• [Aim]
Gather every line holding the string "minim".
━━━ Source data ━━━
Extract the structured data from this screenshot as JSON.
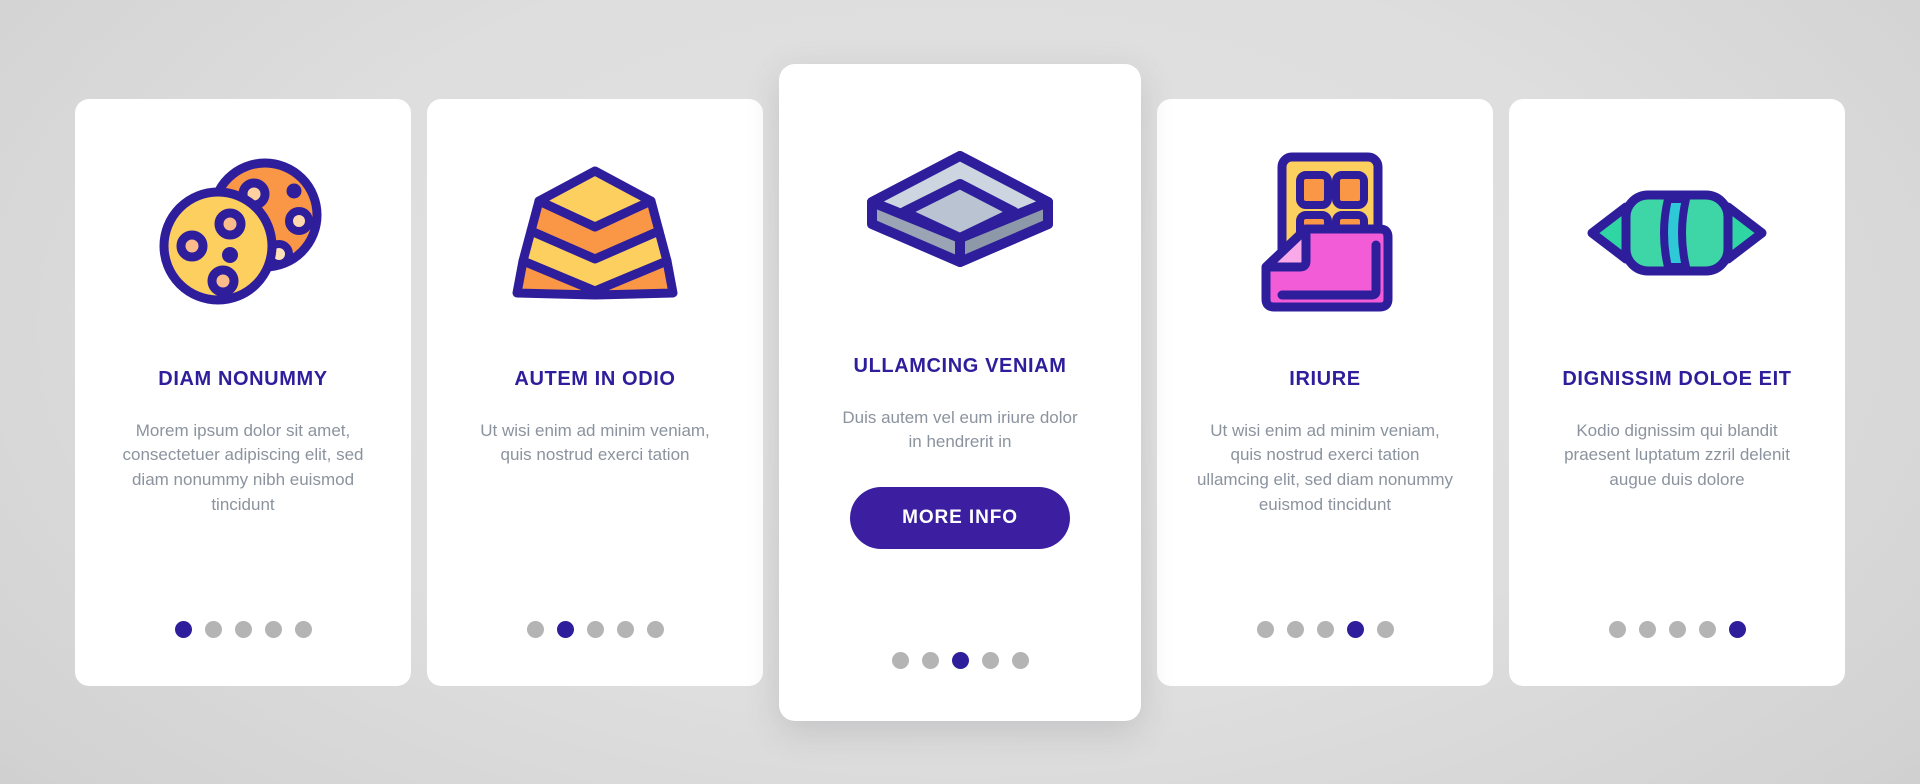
{
  "theme": {
    "primary": "#2e1e9c",
    "button_bg": "#3b1fa0",
    "body_text": "#8b939e",
    "card_bg": "#ffffff",
    "dot_inactive": "#b4b4b4",
    "background": "#dedede"
  },
  "cards": [
    {
      "icon": "cookies-icon",
      "title": "DIAM NONUMMY",
      "description": "Morem ipsum dolor sit amet, consectetuer adipiscing elit, sed diam nonummy nibh euismod tincidunt",
      "featured": false,
      "dots": {
        "count": 5,
        "active_index": 0
      }
    },
    {
      "icon": "layer-cake-icon",
      "title": "AUTEM IN ODIO",
      "description": "Ut wisi enim ad minim veniam, quis nostrud exerci tation",
      "featured": false,
      "dots": {
        "count": 5,
        "active_index": 1
      }
    },
    {
      "icon": "chocolate-slab-icon",
      "title": "ULLAMCING VENIAM",
      "description": "Duis autem vel eum iriure dolor in hendrerit in",
      "button_label": "MORE INFO",
      "featured": true,
      "dots": {
        "count": 5,
        "active_index": 2
      }
    },
    {
      "icon": "chocolate-bar-icon",
      "title": "IRIURE",
      "description": "Ut wisi enim ad minim veniam, quis nostrud exerci tation ullamcing elit, sed diam nonummy euismod tincidunt",
      "featured": false,
      "dots": {
        "count": 5,
        "active_index": 3
      }
    },
    {
      "icon": "wrapped-candy-icon",
      "title": "DIGNISSIM DOLOE EIT",
      "description": "Kodio dignissim qui blandit praesent luptatum zzril delenit augue duis dolore",
      "featured": false,
      "dots": {
        "count": 5,
        "active_index": 4
      }
    }
  ]
}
━━━
• [Solved problem]
      "description": "Ut wisi enim ad minim veniam, quis nostrud exerci tation",
      "description": "Ut wisi enim ad minim veniam, quis nostrud exerci tation ullamcing elit, sed diam nonummy euismod tincidunt",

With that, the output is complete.